— START OF The data —

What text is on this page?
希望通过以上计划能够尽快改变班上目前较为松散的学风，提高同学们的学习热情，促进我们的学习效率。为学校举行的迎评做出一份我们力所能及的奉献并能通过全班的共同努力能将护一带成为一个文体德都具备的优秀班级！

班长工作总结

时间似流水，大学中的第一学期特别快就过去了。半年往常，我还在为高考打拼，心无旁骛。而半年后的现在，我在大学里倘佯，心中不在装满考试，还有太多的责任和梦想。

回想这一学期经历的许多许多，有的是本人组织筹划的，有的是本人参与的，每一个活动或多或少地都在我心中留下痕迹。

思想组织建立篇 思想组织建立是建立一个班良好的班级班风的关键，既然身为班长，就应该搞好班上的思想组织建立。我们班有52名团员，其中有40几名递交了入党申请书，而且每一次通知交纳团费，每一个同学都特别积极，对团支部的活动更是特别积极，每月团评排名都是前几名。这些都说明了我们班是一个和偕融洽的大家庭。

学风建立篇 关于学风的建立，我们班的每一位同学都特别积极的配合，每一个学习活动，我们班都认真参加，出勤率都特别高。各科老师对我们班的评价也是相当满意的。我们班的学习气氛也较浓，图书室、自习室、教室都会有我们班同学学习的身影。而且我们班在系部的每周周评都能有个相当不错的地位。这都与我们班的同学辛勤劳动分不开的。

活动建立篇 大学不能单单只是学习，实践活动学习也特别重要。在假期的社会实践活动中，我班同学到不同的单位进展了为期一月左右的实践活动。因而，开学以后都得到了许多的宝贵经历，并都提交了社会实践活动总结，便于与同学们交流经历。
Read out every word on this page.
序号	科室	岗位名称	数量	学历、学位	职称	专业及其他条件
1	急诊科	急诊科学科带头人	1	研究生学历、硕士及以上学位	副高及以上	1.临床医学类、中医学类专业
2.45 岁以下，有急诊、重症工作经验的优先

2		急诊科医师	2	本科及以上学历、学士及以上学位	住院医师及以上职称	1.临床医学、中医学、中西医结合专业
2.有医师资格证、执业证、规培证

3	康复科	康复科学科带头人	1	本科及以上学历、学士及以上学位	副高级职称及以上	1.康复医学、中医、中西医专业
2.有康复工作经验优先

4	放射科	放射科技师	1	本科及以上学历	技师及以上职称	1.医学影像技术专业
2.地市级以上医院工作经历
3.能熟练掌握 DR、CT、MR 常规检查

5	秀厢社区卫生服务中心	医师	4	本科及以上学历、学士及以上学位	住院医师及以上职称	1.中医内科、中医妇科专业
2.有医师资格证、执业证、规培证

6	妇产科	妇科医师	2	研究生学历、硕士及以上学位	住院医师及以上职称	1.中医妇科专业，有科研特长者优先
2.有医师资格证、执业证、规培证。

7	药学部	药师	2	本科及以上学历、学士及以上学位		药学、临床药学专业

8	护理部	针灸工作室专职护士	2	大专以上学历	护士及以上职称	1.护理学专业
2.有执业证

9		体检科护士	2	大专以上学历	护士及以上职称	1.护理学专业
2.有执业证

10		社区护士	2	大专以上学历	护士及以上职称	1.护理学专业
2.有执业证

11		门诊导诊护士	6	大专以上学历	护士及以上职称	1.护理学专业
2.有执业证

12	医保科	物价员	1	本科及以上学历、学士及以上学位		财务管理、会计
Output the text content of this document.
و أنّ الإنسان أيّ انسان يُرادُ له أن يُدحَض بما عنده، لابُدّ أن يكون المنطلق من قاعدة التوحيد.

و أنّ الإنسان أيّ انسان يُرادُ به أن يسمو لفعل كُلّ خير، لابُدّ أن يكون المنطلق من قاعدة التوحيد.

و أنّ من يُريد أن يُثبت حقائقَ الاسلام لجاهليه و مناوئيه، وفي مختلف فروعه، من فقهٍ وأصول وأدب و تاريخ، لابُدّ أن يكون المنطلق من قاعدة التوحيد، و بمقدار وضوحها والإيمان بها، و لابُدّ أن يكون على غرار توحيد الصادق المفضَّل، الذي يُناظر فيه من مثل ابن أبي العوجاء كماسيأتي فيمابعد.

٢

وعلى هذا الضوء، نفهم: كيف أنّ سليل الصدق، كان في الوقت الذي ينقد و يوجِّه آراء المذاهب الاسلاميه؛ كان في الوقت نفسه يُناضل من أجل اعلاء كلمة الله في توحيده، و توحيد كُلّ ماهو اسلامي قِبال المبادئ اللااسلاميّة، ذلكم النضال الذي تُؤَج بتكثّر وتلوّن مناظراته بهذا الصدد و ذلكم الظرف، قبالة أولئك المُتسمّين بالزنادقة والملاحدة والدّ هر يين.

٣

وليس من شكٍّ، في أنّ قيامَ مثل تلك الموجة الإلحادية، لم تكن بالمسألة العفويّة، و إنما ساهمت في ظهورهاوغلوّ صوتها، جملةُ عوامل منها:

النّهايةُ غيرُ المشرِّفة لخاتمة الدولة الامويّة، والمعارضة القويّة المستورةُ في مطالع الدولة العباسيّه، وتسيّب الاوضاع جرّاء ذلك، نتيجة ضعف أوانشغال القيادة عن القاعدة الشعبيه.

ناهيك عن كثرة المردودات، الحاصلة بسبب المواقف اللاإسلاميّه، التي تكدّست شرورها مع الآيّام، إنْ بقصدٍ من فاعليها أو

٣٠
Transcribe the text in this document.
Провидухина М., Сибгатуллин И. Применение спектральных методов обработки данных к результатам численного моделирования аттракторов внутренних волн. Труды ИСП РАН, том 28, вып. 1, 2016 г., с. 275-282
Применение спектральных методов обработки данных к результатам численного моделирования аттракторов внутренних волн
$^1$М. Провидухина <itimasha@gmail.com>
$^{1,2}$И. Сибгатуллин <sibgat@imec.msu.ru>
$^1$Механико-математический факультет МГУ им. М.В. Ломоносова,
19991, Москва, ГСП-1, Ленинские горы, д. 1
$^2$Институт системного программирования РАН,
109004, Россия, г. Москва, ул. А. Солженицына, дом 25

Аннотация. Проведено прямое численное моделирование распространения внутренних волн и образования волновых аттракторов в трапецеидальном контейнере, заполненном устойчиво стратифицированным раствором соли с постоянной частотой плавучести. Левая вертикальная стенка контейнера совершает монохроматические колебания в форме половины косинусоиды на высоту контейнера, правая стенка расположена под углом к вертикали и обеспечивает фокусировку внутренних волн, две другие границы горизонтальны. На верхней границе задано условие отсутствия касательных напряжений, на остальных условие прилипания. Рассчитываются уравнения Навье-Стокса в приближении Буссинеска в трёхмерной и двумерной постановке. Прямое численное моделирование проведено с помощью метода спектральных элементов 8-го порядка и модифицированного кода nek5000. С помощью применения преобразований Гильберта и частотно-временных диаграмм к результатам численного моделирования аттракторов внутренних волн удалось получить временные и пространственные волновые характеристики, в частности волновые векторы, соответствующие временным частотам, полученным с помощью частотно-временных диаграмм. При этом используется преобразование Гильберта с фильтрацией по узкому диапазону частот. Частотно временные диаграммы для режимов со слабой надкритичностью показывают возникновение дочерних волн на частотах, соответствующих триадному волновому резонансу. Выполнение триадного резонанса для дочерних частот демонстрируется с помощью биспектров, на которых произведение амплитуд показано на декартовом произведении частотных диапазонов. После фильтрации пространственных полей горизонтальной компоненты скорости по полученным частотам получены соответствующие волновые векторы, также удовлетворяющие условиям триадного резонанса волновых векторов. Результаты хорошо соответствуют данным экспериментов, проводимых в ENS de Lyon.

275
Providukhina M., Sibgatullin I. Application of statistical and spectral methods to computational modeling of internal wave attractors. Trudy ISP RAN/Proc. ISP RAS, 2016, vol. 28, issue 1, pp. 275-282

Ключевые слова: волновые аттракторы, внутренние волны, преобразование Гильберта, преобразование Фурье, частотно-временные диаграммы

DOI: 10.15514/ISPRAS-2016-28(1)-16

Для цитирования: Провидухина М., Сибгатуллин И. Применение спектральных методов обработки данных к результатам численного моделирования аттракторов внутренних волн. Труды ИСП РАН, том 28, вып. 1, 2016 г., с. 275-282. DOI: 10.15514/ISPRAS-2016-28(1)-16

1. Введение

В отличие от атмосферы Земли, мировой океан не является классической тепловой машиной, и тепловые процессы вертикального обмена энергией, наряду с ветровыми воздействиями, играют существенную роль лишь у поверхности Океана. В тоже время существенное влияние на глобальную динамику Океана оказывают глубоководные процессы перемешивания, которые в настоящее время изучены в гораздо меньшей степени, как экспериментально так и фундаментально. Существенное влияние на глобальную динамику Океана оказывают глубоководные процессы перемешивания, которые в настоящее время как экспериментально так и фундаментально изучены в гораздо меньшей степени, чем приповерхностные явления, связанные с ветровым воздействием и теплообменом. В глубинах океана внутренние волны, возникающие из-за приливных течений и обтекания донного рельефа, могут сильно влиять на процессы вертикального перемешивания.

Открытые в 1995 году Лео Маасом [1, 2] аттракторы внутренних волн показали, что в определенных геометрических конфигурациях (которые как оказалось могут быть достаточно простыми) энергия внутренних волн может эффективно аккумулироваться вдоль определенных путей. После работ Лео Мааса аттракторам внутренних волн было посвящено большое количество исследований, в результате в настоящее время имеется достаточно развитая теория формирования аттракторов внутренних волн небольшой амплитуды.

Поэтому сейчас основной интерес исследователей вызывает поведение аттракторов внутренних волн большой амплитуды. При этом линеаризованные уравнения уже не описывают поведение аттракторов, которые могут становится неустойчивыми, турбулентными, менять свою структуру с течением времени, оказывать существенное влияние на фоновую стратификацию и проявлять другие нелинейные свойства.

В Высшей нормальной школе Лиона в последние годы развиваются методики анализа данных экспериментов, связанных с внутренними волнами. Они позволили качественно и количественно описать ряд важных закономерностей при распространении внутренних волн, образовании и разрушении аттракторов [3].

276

— END OF The data —

Which lines hold the word "this"? Return all of them from the records above.

What text is on this page?
Read out every word on this page.
Output the text content of this document.
Transcribe the text in this document.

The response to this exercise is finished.